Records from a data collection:
◇ ◇ ◇ ◇ ◇

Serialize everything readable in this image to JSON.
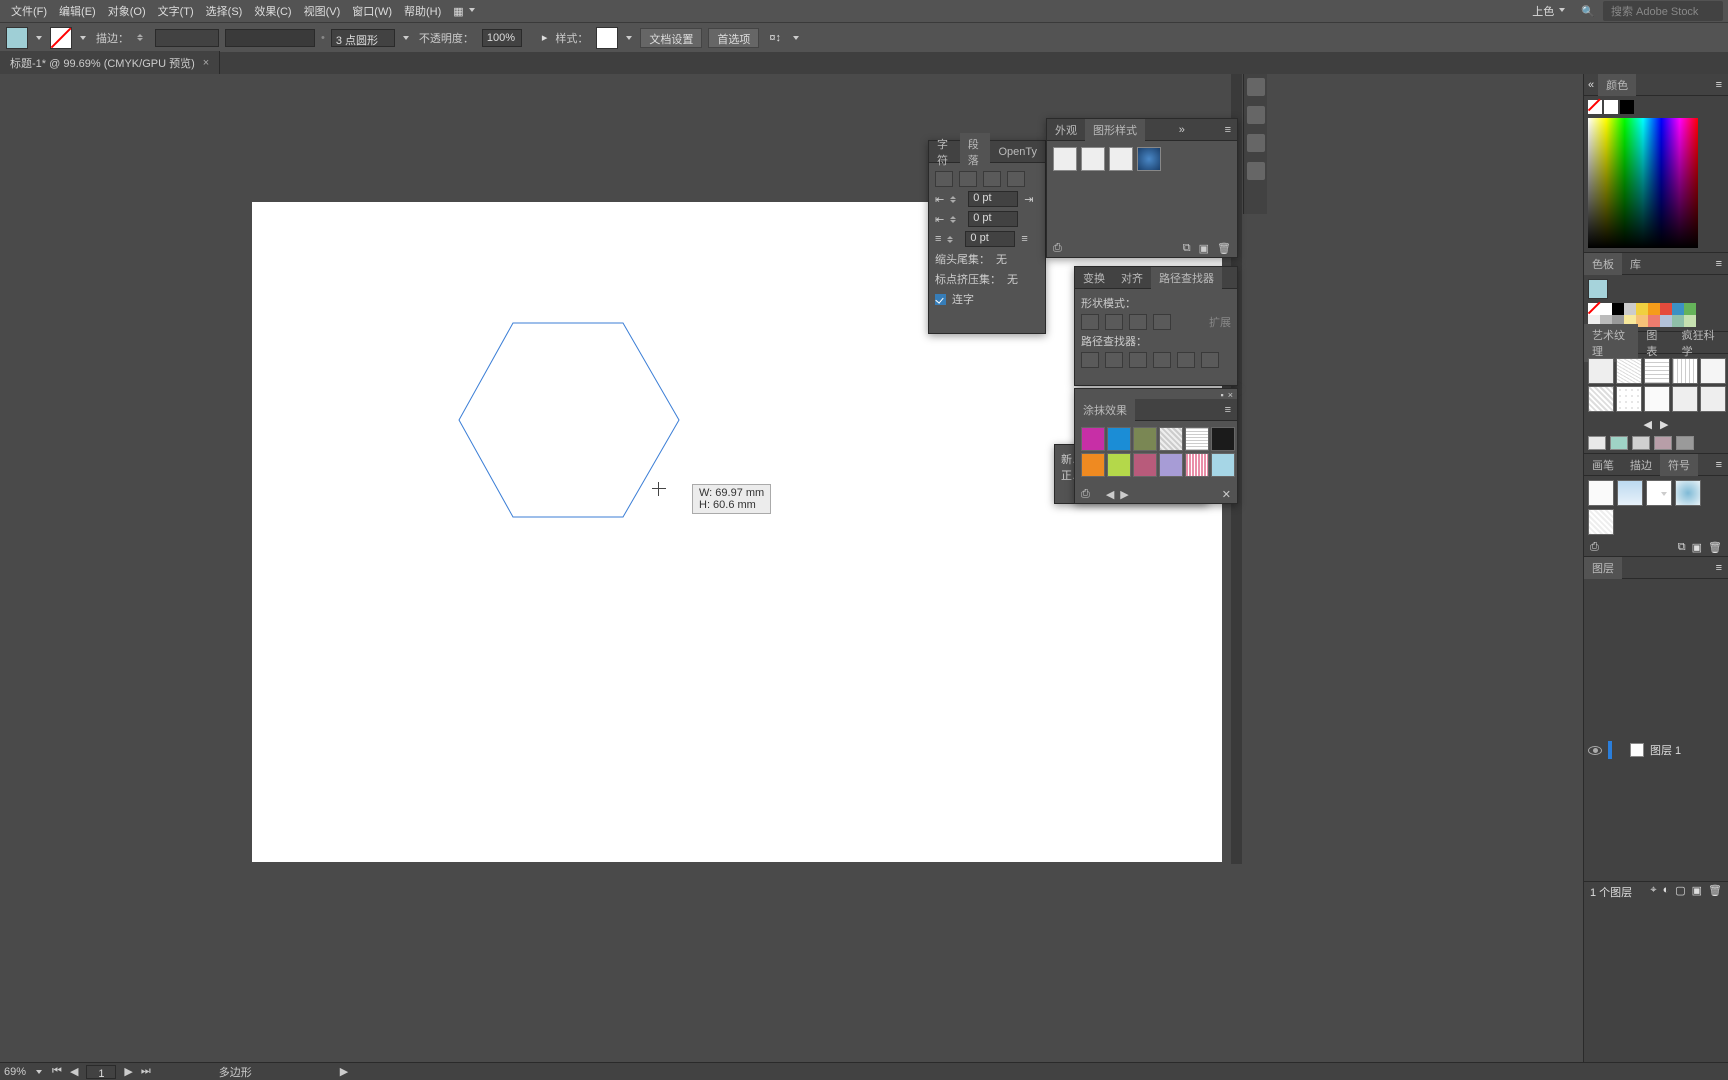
{
  "menubar": {
    "items": [
      "文件(F)",
      "编辑(E)",
      "对象(O)",
      "文字(T)",
      "选择(S)",
      "效果(C)",
      "视图(V)",
      "窗口(W)",
      "帮助(H)"
    ],
    "right_button": "上色",
    "search_placeholder": "搜索 Adobe Stock"
  },
  "controlbar": {
    "stroke_label": "描边：",
    "stroke_weight": "3 点圆形",
    "opacity_label": "不透明度：",
    "opacity_value": "100%",
    "style_label": "样式：",
    "docsetup": "文档设置",
    "prefs": "首选项"
  },
  "tab": {
    "title": "标题-1* @ 99.69% (CMYK/GPU 预览)"
  },
  "measure": {
    "w": "W: 69.97 mm",
    "h": "H: 60.6 mm"
  },
  "paragraph": {
    "tabs": [
      "字符",
      "段落",
      "OpenTy"
    ],
    "active": 1,
    "pt": "0 pt",
    "header_label": "缩头尾集：",
    "header_val": "无",
    "punct_label": "标点挤压集：",
    "punct_val": "无",
    "hyphen_label": "连字"
  },
  "appearance": {
    "tabs": [
      "外观",
      "图形样式"
    ],
    "active": 1
  },
  "color_panel": {
    "tabs": [
      "颜色"
    ],
    "active": 0
  },
  "swatches_panel": {
    "tabs": [
      "色板",
      "库"
    ],
    "active": 0,
    "colors": [
      "#ffffff",
      "#000000",
      "#cccccc",
      "#f0d040",
      "#f59c1a",
      "#e54b3c",
      "#b5a3c7",
      "#3c91c4",
      "#65b35a",
      "#eee",
      "#bbb",
      "#999",
      "#f7e89b",
      "#f6c178",
      "#ed7c6e",
      "#b3c2d9",
      "#8fc0a9",
      "#c6e0b0"
    ]
  },
  "transform_panel": {
    "tabs": [
      "变换",
      "对齐",
      "路径查找器"
    ],
    "active": 2,
    "shape_mode_label": "形状模式：",
    "pathfinder_label": "路径查找器：",
    "expand": "扩展"
  },
  "pattern_panel": {
    "tabs": [
      "艺术纹理",
      "图表",
      "疯狂科学"
    ],
    "active": 0
  },
  "smudge_panel": {
    "tabs": [
      "涂抹效果"
    ],
    "active": 0,
    "colors": [
      "#c72fa6",
      "#1b8dd6",
      "#7a8754",
      "#c9c9c9",
      "#e1e1e1",
      "#1b1b1b",
      "#ef8a21",
      "#b4d84a",
      "#b85b7b",
      "#a79cd6",
      "#e98ea8",
      "#a6d6e6"
    ]
  },
  "brush_panel": {
    "tabs": [
      "画笔",
      "描边",
      "符号"
    ],
    "active": 2
  },
  "layers_panel": {
    "tabs": [
      "图层"
    ],
    "active": 0,
    "layer_name": "图层 1",
    "footer": "1 个图层"
  },
  "statusbar": {
    "zoom": "69%",
    "page": "1",
    "tool": "多边形"
  },
  "hidden_panel": {
    "lines": [
      "新…",
      "正…"
    ]
  }
}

◇ ◇ ◇ ◇ ◇

Stated exercise:
Print the entries above exactly, taking out only the pictures.

Problem solution:
Serialize everything readable in this image to JSON.
{
  "menubar": {
    "items": [
      "文件(F)",
      "编辑(E)",
      "对象(O)",
      "文字(T)",
      "选择(S)",
      "效果(C)",
      "视图(V)",
      "窗口(W)",
      "帮助(H)"
    ],
    "right_button": "上色",
    "search_placeholder": "搜索 Adobe Stock"
  },
  "controlbar": {
    "stroke_label": "描边：",
    "stroke_weight": "3 点圆形",
    "opacity_label": "不透明度：",
    "opacity_value": "100%",
    "style_label": "样式：",
    "docsetup": "文档设置",
    "prefs": "首选项"
  },
  "tab": {
    "title": "标题-1* @ 99.69% (CMYK/GPU 预览)"
  },
  "measure": {
    "w": "W: 69.97 mm",
    "h": "H: 60.6 mm"
  },
  "paragraph": {
    "tabs": [
      "字符",
      "段落",
      "OpenTy"
    ],
    "active": 1,
    "pt": "0 pt",
    "header_label": "缩头尾集：",
    "header_val": "无",
    "punct_label": "标点挤压集：",
    "punct_val": "无",
    "hyphen_label": "连字"
  },
  "appearance": {
    "tabs": [
      "外观",
      "图形样式"
    ],
    "active": 1
  },
  "color_panel": {
    "tabs": [
      "颜色"
    ],
    "active": 0
  },
  "swatches_panel": {
    "tabs": [
      "色板",
      "库"
    ],
    "active": 0,
    "colors": [
      "#ffffff",
      "#000000",
      "#cccccc",
      "#f0d040",
      "#f59c1a",
      "#e54b3c",
      "#b5a3c7",
      "#3c91c4",
      "#65b35a",
      "#eee",
      "#bbb",
      "#999",
      "#f7e89b",
      "#f6c178",
      "#ed7c6e",
      "#b3c2d9",
      "#8fc0a9",
      "#c6e0b0"
    ]
  },
  "transform_panel": {
    "tabs": [
      "变换",
      "对齐",
      "路径查找器"
    ],
    "active": 2,
    "shape_mode_label": "形状模式：",
    "pathfinder_label": "路径查找器：",
    "expand": "扩展"
  },
  "pattern_panel": {
    "tabs": [
      "艺术纹理",
      "图表",
      "疯狂科学"
    ],
    "active": 0
  },
  "smudge_panel": {
    "tabs": [
      "涂抹效果"
    ],
    "active": 0,
    "colors": [
      "#c72fa6",
      "#1b8dd6",
      "#7a8754",
      "#c9c9c9",
      "#e1e1e1",
      "#1b1b1b",
      "#ef8a21",
      "#b4d84a",
      "#b85b7b",
      "#a79cd6",
      "#e98ea8",
      "#a6d6e6"
    ]
  },
  "brush_panel": {
    "tabs": [
      "画笔",
      "描边",
      "符号"
    ],
    "active": 2
  },
  "layers_panel": {
    "tabs": [
      "图层"
    ],
    "active": 0,
    "layer_name": "图层 1",
    "footer": "1 个图层"
  },
  "statusbar": {
    "zoom": "69%",
    "page": "1",
    "tool": "多边形"
  },
  "hidden_panel": {
    "lines": [
      "新…",
      "正…"
    ]
  }
}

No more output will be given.